(Items from a dataset)
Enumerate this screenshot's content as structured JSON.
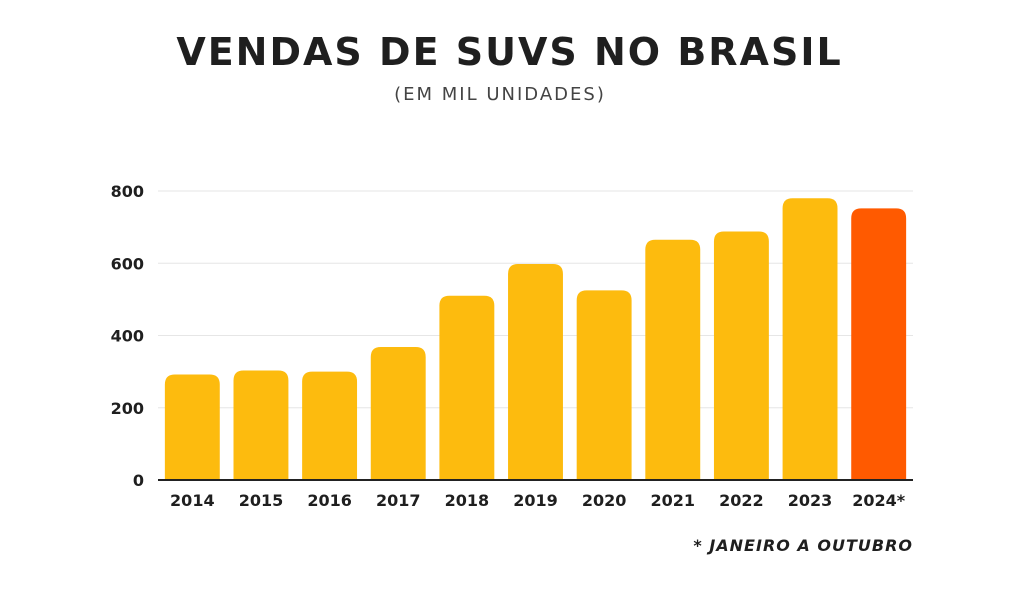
{
  "chart_data": {
    "type": "bar",
    "title": "VENDAS DE SUVS NO BRASIL",
    "subtitle": "(EM MIL UNIDADES)",
    "categories": [
      "2014",
      "2015",
      "2016",
      "2017",
      "2018",
      "2019",
      "2020",
      "2021",
      "2022",
      "2023",
      "2024*"
    ],
    "values": [
      292,
      303,
      300,
      368,
      510,
      598,
      525,
      665,
      688,
      780,
      752
    ],
    "ylim": [
      0,
      800
    ],
    "yticks": [
      0,
      200,
      400,
      600,
      800
    ],
    "grid": true,
    "colors": {
      "default_bar": "#FDBB0E",
      "highlight_bar": "#FF5A00",
      "gridline": "#e6e6e6",
      "axis": "#222222"
    },
    "highlight_category": "2024*",
    "footnote": "* JANEIRO A OUTUBRO"
  }
}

WHAT TO WORK ON: Reproduce all entries exactly. Pictures do not belong in the copy.

EXERCISE ANSWER:
Enumerate this screenshot's content as structured JSON.
{
  "chart_data": {
    "type": "bar",
    "title": "VENDAS DE SUVS NO BRASIL",
    "subtitle": "(EM MIL UNIDADES)",
    "categories": [
      "2014",
      "2015",
      "2016",
      "2017",
      "2018",
      "2019",
      "2020",
      "2021",
      "2022",
      "2023",
      "2024*"
    ],
    "values": [
      292,
      303,
      300,
      368,
      510,
      598,
      525,
      665,
      688,
      780,
      752
    ],
    "ylim": [
      0,
      800
    ],
    "yticks": [
      0,
      200,
      400,
      600,
      800
    ],
    "grid": true,
    "colors": {
      "default_bar": "#FDBB0E",
      "highlight_bar": "#FF5A00",
      "gridline": "#e6e6e6",
      "axis": "#222222"
    },
    "highlight_category": "2024*",
    "footnote": "* JANEIRO A OUTUBRO"
  }
}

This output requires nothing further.